Direction: Gather every line of the entries that includes the word "labels".

Given data:
"""
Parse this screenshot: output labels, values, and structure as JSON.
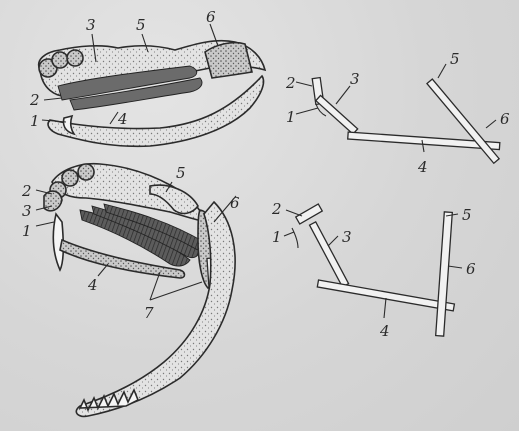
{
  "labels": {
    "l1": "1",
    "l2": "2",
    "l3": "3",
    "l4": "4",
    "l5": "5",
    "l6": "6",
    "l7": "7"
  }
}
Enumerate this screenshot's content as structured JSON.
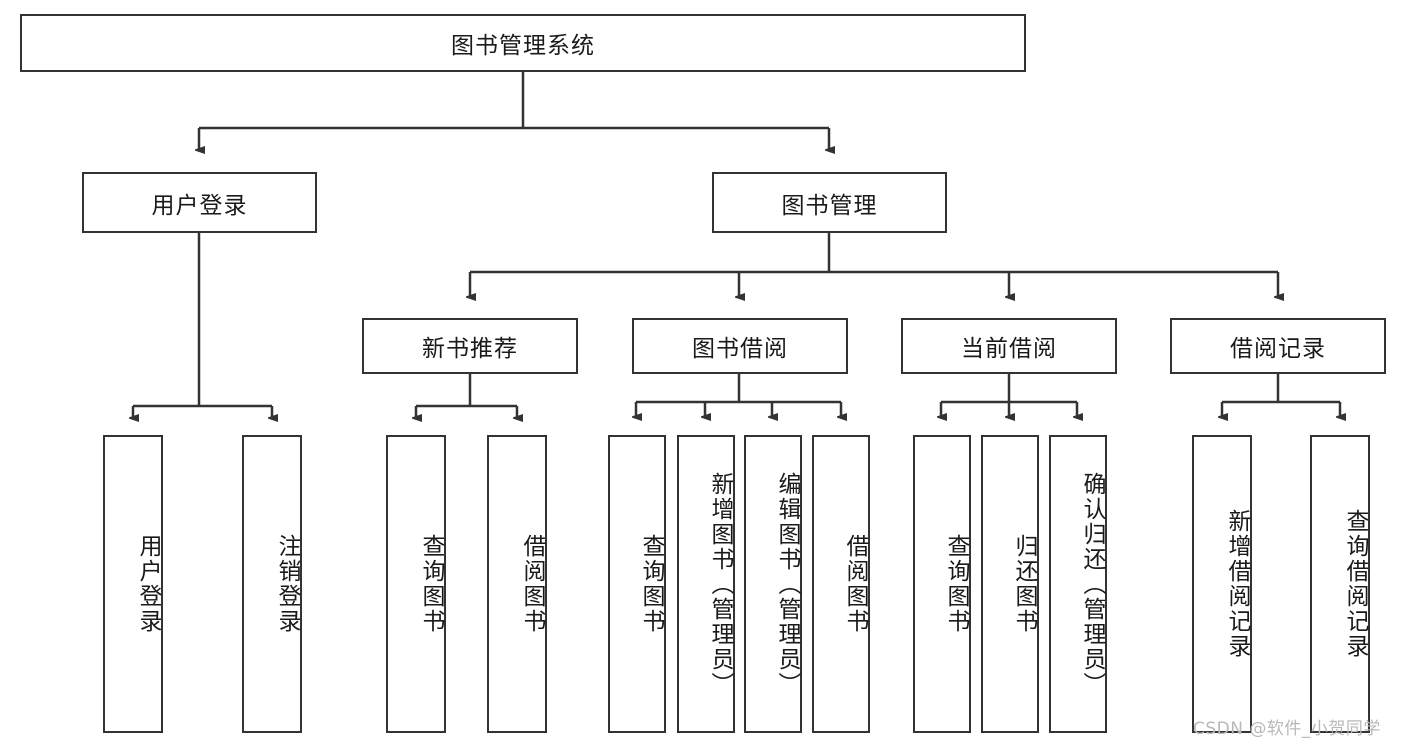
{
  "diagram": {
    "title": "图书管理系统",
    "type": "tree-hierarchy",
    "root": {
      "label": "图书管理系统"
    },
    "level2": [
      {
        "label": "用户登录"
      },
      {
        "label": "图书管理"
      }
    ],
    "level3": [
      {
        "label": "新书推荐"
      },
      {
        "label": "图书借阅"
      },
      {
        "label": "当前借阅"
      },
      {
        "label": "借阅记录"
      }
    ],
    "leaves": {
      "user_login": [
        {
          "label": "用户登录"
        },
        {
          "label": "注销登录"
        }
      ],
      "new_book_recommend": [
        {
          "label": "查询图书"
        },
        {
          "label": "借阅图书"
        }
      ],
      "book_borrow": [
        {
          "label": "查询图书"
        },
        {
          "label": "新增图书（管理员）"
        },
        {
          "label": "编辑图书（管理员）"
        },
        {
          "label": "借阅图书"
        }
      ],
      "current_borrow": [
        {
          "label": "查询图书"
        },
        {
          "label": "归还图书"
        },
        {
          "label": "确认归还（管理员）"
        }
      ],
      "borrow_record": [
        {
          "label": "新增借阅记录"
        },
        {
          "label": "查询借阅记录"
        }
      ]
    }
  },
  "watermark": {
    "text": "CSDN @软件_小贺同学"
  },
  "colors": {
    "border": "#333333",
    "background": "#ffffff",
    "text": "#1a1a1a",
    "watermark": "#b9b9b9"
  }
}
"""
"""
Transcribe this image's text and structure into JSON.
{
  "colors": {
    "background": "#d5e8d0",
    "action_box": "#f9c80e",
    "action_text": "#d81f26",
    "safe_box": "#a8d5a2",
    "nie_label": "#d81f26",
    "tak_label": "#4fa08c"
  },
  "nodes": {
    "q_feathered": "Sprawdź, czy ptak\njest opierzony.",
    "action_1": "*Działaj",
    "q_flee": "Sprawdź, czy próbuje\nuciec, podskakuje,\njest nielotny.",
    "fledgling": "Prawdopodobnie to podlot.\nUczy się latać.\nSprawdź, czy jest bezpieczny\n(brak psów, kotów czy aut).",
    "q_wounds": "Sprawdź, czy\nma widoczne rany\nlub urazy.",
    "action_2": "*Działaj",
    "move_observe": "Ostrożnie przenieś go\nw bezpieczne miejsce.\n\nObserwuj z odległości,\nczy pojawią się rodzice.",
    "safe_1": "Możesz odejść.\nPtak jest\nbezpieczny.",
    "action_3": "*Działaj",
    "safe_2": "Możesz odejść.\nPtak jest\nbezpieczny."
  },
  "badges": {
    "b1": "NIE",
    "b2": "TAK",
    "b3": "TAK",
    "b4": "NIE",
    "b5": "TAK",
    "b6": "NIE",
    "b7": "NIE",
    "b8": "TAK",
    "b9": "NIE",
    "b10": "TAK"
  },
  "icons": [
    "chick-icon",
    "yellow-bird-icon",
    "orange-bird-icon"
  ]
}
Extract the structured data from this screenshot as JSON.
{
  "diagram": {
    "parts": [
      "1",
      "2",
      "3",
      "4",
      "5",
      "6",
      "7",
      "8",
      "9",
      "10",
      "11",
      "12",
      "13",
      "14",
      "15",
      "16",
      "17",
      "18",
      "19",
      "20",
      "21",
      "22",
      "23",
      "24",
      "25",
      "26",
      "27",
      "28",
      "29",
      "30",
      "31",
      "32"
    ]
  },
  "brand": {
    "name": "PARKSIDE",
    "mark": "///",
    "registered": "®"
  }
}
"""
Response to this exercise:
Parse this screenshot: output labels, values, and structure as JSON.
  "labels": {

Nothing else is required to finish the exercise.